### GIVEN EXERCISE
Output every entry exactly as written, but omit the pictures.

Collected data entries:
-=-=-

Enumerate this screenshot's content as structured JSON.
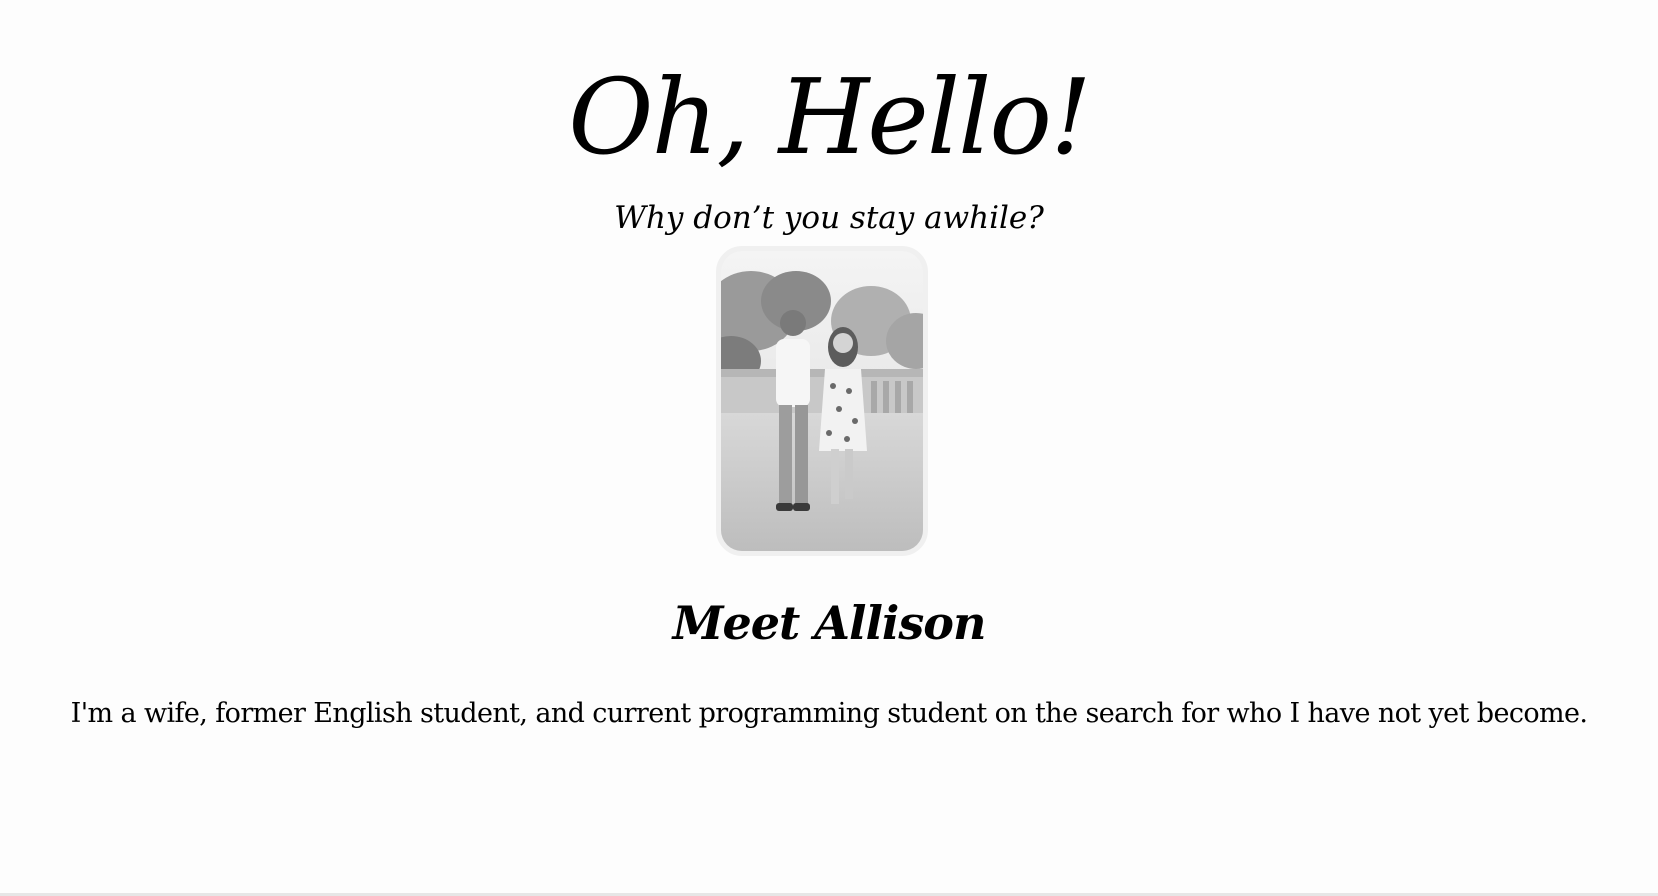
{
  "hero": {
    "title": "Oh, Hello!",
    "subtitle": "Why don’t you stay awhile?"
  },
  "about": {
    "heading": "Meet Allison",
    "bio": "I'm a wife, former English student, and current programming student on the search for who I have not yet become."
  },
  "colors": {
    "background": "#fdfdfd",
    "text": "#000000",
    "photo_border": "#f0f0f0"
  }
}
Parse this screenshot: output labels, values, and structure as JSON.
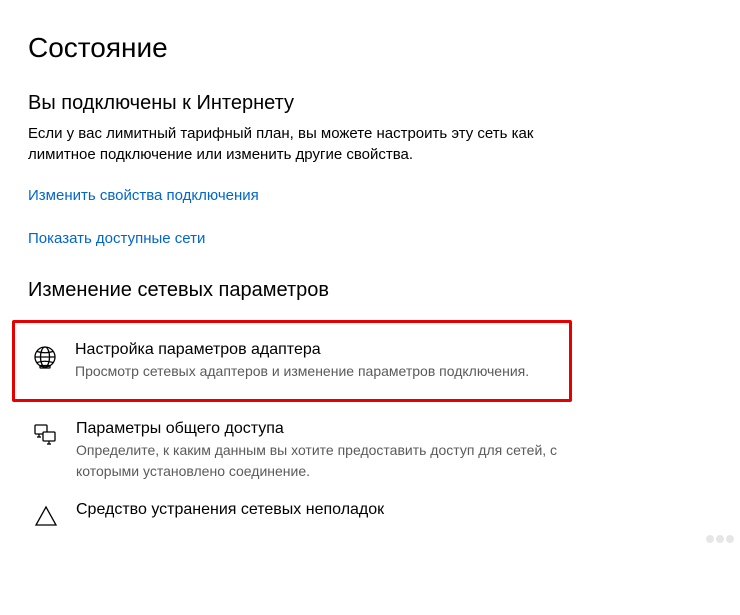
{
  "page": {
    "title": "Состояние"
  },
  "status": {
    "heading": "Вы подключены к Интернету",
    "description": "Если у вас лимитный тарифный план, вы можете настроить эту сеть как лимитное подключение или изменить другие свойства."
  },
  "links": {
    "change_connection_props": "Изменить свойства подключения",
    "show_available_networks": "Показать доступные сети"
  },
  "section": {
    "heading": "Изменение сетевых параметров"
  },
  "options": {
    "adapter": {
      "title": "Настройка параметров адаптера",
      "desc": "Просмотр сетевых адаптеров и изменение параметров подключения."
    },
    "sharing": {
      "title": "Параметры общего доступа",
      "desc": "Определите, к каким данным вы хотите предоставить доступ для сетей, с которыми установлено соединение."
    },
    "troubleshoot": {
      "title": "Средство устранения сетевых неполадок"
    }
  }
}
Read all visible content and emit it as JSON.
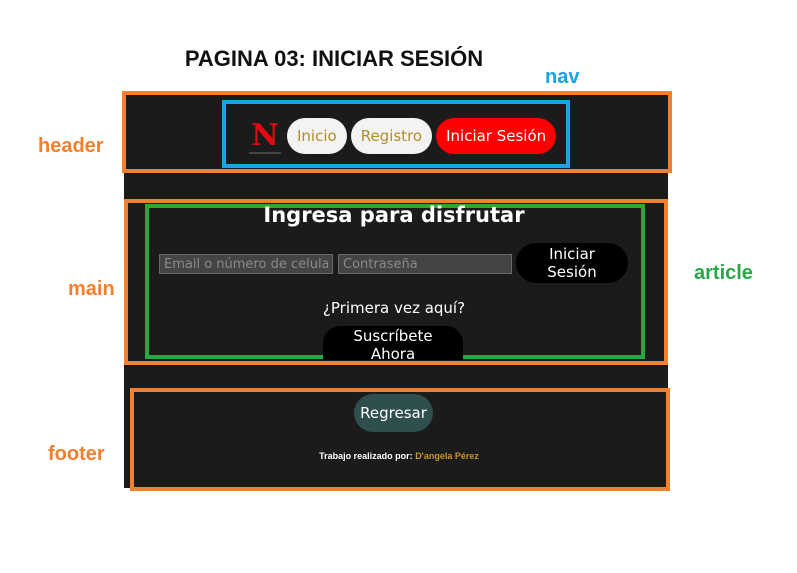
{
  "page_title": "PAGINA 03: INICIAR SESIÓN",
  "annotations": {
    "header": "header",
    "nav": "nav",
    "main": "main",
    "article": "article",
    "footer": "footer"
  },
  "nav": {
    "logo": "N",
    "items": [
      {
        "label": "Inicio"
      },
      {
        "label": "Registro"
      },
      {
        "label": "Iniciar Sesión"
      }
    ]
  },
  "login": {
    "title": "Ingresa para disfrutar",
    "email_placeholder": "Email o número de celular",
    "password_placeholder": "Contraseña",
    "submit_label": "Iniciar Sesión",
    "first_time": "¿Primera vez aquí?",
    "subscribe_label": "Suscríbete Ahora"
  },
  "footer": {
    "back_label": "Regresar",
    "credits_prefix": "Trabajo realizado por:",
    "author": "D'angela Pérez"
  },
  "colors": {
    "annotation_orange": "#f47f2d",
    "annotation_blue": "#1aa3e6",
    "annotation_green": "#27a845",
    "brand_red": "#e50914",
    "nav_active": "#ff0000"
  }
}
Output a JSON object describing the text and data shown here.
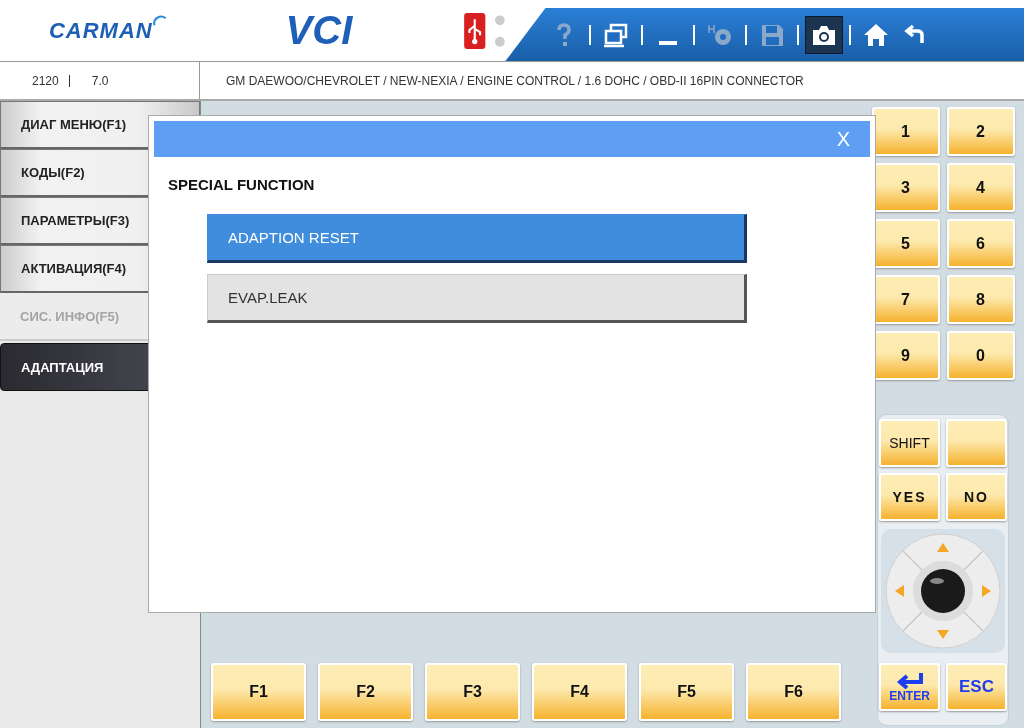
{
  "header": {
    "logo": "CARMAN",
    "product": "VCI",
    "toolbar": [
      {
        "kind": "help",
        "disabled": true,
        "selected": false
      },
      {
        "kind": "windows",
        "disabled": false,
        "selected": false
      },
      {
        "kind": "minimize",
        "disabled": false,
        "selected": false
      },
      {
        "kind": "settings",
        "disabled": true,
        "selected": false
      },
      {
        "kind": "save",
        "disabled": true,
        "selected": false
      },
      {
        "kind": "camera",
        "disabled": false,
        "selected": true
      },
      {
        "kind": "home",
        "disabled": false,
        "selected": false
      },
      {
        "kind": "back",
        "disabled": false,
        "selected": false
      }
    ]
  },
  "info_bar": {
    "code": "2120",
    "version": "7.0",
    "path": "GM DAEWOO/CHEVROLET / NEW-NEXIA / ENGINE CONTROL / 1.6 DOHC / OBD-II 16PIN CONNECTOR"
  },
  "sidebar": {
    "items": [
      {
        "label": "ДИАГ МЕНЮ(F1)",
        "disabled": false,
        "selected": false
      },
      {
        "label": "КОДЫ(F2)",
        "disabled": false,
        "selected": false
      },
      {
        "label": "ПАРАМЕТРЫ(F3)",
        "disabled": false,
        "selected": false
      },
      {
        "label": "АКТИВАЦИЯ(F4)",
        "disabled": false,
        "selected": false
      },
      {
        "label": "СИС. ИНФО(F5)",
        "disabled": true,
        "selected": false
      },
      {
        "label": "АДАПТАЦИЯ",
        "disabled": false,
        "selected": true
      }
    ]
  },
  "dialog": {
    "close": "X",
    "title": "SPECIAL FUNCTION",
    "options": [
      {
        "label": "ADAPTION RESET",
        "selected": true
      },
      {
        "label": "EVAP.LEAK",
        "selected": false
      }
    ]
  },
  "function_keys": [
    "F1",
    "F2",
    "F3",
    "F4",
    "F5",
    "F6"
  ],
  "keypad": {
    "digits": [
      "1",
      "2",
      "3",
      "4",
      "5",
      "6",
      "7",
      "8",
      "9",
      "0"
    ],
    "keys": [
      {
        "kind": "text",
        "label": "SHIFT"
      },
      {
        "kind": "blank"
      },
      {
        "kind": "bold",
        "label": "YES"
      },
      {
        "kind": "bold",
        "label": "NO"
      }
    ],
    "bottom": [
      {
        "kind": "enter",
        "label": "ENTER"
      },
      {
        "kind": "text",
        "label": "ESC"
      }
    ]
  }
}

-=-=-

### ANSWER TO THE TASK
Enumerate this screenshot's content as structured JSON.
{
  "hero": {
    "title": "Oh, Hello!",
    "subtitle": "Why don’t you stay awhile?"
  },
  "about": {
    "heading": "Meet Allison",
    "bio": "I'm a wife, former English student, and current programming student on the search for who I have not yet become."
  },
  "colors": {
    "background": "#fdfdfd",
    "text": "#000000",
    "photo_border": "#f0f0f0"
  }
}
Parse this screenshot: output labels, values, and structure as JSON.
{
  "page": {
    "title": "Состояние"
  },
  "status": {
    "heading": "Вы подключены к Интернету",
    "description": "Если у вас лимитный тарифный план, вы можете настроить эту сеть как лимитное подключение или изменить другие свойства."
  },
  "links": {
    "change_connection_props": "Изменить свойства подключения",
    "show_available_networks": "Показать доступные сети"
  },
  "section": {
    "heading": "Изменение сетевых параметров"
  },
  "options": {
    "adapter": {
      "title": "Настройка параметров адаптера",
      "desc": "Просмотр сетевых адаптеров и изменение параметров подключения."
    },
    "sharing": {
      "title": "Параметры общего доступа",
      "desc": "Определите, к каким данным вы хотите предоставить доступ для сетей, с которыми установлено соединение."
    },
    "troubleshoot": {
      "title": "Средство устранения сетевых неполадок"
    }
  }
}
Read all visible content and emit it as JSON.
{
  "page_title": "PAGINA 03: INICIAR SESIÓN",
  "annotations": {
    "header": "header",
    "nav": "nav",
    "main": "main",
    "article": "article",
    "footer": "footer"
  },
  "nav": {
    "logo": "N",
    "items": [
      {
        "label": "Inicio"
      },
      {
        "label": "Registro"
      },
      {
        "label": "Iniciar Sesión"
      }
    ]
  },
  "login": {
    "title": "Ingresa para disfrutar",
    "email_placeholder": "Email o número de celular",
    "password_placeholder": "Contraseña",
    "submit_label": "Iniciar Sesión",
    "first_time": "¿Primera vez aquí?",
    "subscribe_label": "Suscríbete Ahora"
  },
  "footer": {
    "back_label": "Regresar",
    "credits_prefix": "Trabajo realizado por:",
    "author": "D'angela Pérez"
  },
  "colors": {
    "annotation_orange": "#f47f2d",
    "annotation_blue": "#1aa3e6",
    "annotation_green": "#27a845",
    "brand_red": "#e50914",
    "nav_active": "#ff0000"
  }
}
Output a JSON object describing the text and data shown here.
{
  "header": {
    "logo": "CARMAN",
    "product": "VCI",
    "toolbar": [
      {
        "kind": "help",
        "disabled": true,
        "selected": false
      },
      {
        "kind": "windows",
        "disabled": false,
        "selected": false
      },
      {
        "kind": "minimize",
        "disabled": false,
        "selected": false
      },
      {
        "kind": "settings",
        "disabled": true,
        "selected": false
      },
      {
        "kind": "save",
        "disabled": true,
        "selected": false
      },
      {
        "kind": "camera",
        "disabled": false,
        "selected": true
      },
      {
        "kind": "home",
        "disabled": false,
        "selected": false
      },
      {
        "kind": "back",
        "disabled": false,
        "selected": false
      }
    ]
  },
  "info_bar": {
    "code": "2120",
    "version": "7.0",
    "path": "GM DAEWOO/CHEVROLET / NEW-NEXIA / ENGINE CONTROL / 1.6 DOHC / OBD-II 16PIN CONNECTOR"
  },
  "sidebar": {
    "items": [
      {
        "label": "ДИАГ МЕНЮ(F1)",
        "disabled": false,
        "selected": false
      },
      {
        "label": "КОДЫ(F2)",
        "disabled": false,
        "selected": false
      },
      {
        "label": "ПАРАМЕТРЫ(F3)",
        "disabled": false,
        "selected": false
      },
      {
        "label": "АКТИВАЦИЯ(F4)",
        "disabled": false,
        "selected": false
      },
      {
        "label": "СИС. ИНФО(F5)",
        "disabled": true,
        "selected": false
      },
      {
        "label": "АДАПТАЦИЯ",
        "disabled": false,
        "selected": true
      }
    ]
  },
  "dialog": {
    "close": "X",
    "title": "SPECIAL FUNCTION",
    "options": [
      {
        "label": "ADAPTION RESET",
        "selected": true
      },
      {
        "label": "EVAP.LEAK",
        "selected": false
      }
    ]
  },
  "function_keys": [
    "F1",
    "F2",
    "F3",
    "F4",
    "F5",
    "F6"
  ],
  "keypad": {
    "digits": [
      "1",
      "2",
      "3",
      "4",
      "5",
      "6",
      "7",
      "8",
      "9",
      "0"
    ],
    "keys": [
      {
        "kind": "text",
        "label": "SHIFT"
      },
      {
        "kind": "blank"
      },
      {
        "kind": "bold",
        "label": "YES"
      },
      {
        "kind": "bold",
        "label": "NO"
      }
    ],
    "bottom": [
      {
        "kind": "enter",
        "label": "ENTER"
      },
      {
        "kind": "text",
        "label": "ESC"
      }
    ]
  }
}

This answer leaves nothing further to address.